### Aufgaben
A. Beantworte diese Fragen zum Lesetext über den Neid auf Lehrer:
(i) Wie viele Tage frei bekam die schreibende Person nach dem tödlichen Unfall ihrer Schwester?
(ii) Welcher Dichter wird als Trost zitiert?
(iii) Mit wem hat sich die Person, die eine bessere Verteilung der Ferienzeiten wünscht, schon zu diesem Thema ausgetauscht?
B. Schreib den Lesetext über den Neid auf Lehrer und ihre Ferien im Anschluss an seinen letzten Satz weiter.

### Lesetext
---+---

Jeder der soweit gesund ist, der arbeiten, etwas lernen oder spazieren gehen kann, der Freunde und Familie hat, ist ein reicher Mensch. Der eine mehr, der andere weniger, aber ein reicher Mensch. Er weiß es nur nicht und neidet dem Lehrer seines Kinds ein wenig Erholung. Als meine Schwester tödlich verunglückte neideten mir meine Kollegen, dass ich 3 Tage frei bekam. Nun beneidet man mich um meine Arbeitslosigkeit. Ich bin schon gespannt wer mich um meinen Tod beneiden wird. Bleibt nur mehr mein Kind. Kleinkrämerischer Unsinn kleinlicher Kleingeister!
Mir bleibt zum Trost Wilhelm Busch: „Wer einsam ist der hat es gut, weil keiner da der ihm was tut.“ Wenn man es mal so weit gebracht hat, die Weisheit des Satzes zu erkennen, hat gelernt sogar eine momentane Abwesenheit von Schrecken, Gemeinheiten und akuten Schmerzen als große Reichtümer und Wohltaten zu betrachten.
kurze Anmerkungen @plumps
Sinnvolle Diskussionen sind erst dann möglich (und manches, was Sie sagen, ist natürlich diskussionswürdig), wenn dieser saublöde (Entschuldigung) Gesudere von „14 Urlaubswochen“ aufhört.
Gibt es denn in der Privatwirtschaft keine Jahresarbeitszeit und keinen Zeitausgleich? Nein?
Ja, ich korrigiere manchmal auch im Garten. Na und? Was wollen Sie damit sagen?
Vielleicht würde das Lehrerbashing ja auch aufhören, wenn Leute aus der Privatwirtschaft (was auch immer das als Sammelbegriff sein soll) einmal ein Jahr in einer Schule unterrichten. Hm?
Warum diskutieren wir nicht darüber, was einer Gesellschaft die Ausbildung ihrer Kinder wert ist? Nicht nur materiell. Und nicht erst ab dem Schulalter, sondern von Geburt an.
Lehrer sollte man sein… … am besten während der Ferien.
Klar, im Moment ist der Neidfaktor am höchsten. Aber ist der Job wirklich so ein „Leckerli“, wie es von manchen dargestellt wird?
Im Dialog mit „One Brick“ habe ich mich schon zu diesem Thema ausgelassen. Die Regenerationszeiten sind notwendig, um mit den Belastungen umgehen zu können. Dennoch würde ich mir eine bessere Verteilung der Ferienzeiten wünschen.

---+---

### Bereitgestelltes Material

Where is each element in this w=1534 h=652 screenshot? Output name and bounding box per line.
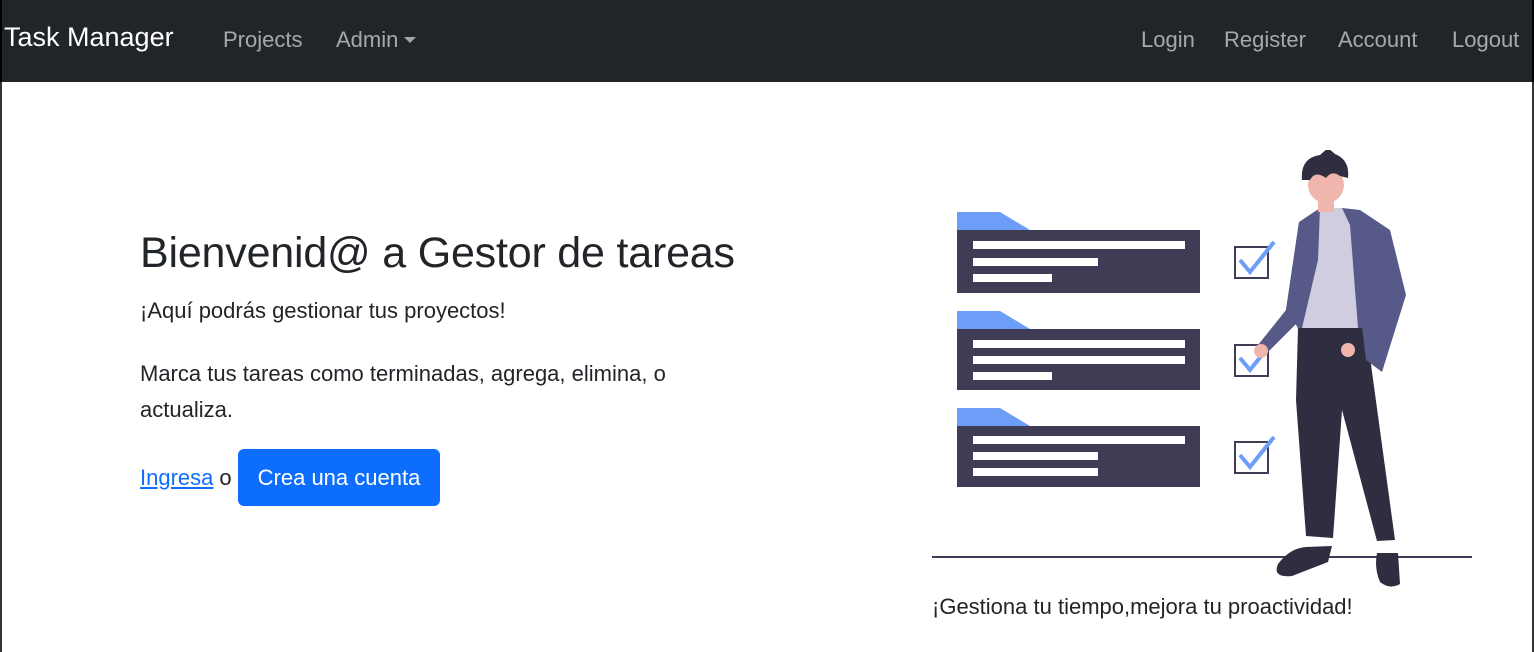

---+---

### Lösungen
A.
(i) 3 Tage
(ii) Wilhelm Busch
(iii) Mit „One Brick“

B.
Lehrer will man sein! Also Arno, ich würde gerne nebenberuflich z.B. 1 Klasse in einem Fach das ich mit meiner Ausbildung und beruflichen Erfahrung abdecken kann ein Jahr lang zu unterrichten.
Ich habe zwar nicht Lehramt studiert – aber ich denke mit entsprechender Vorbereitung bekomme ich das schon hin.
Wie siehst Du solche Vorschläge? Aus der Lehrervertretung hört man dazu nur „best of böse“.
Ja, aber… Ja, aber…ist wohl die gängigste Floskel, die lehrerinnen und Lehrer über die Lipen huscht, wenn es darum geht, Neues in der Schule zu erproben. Nie ist der Mensch kreativer, als wenn er Argumente sucht, warum er etwas Neues nicht machen kann.
Zur Sache: Wenn du mit 1. Klasse eine 1. Volksschulklasse meinst, bin ich dagegen. Ich bin der festen Überzeugung, dass es in den ersten paar Schuljahren die besten Lehrkräfte mit den besten Ausbildungen braucht. Wenn du aber meine 1. Klasse meinst, dann sprechen wir vom 6. Schuljahr. In diesem Fall wäre ich sehr dafür. Man müsste den Job-Swap-Kandidaten eine 6wöchige Einschulung geben und los geht´s. Kein Zweifel, Lehrpersonen würden staunen, wie es in der Privatwirtschaft ab geht. Doch auch die Lehrerneulinge würden Augen machen. Die Schule ist ein Spiegelbild der Gesellschaft, mit allem was dazu gehört. Wenn alles glatt geht und keine besonderen Schwierigkeiten auftreten, ist es ein absolut toller Beruf, der einem auch viele Freiheiten bietet. Wenn, und die Häufigkeit nimmt stetig zu, besondere Schwierigkeiten auftreten, dann kann er schnell zur Hölle werden. Egal, um was es sich handelt, die direkte Erfahrung hilft, Vorurteile abzubauen. Also, nach der Volksschule bin ich sehr für deine Idee.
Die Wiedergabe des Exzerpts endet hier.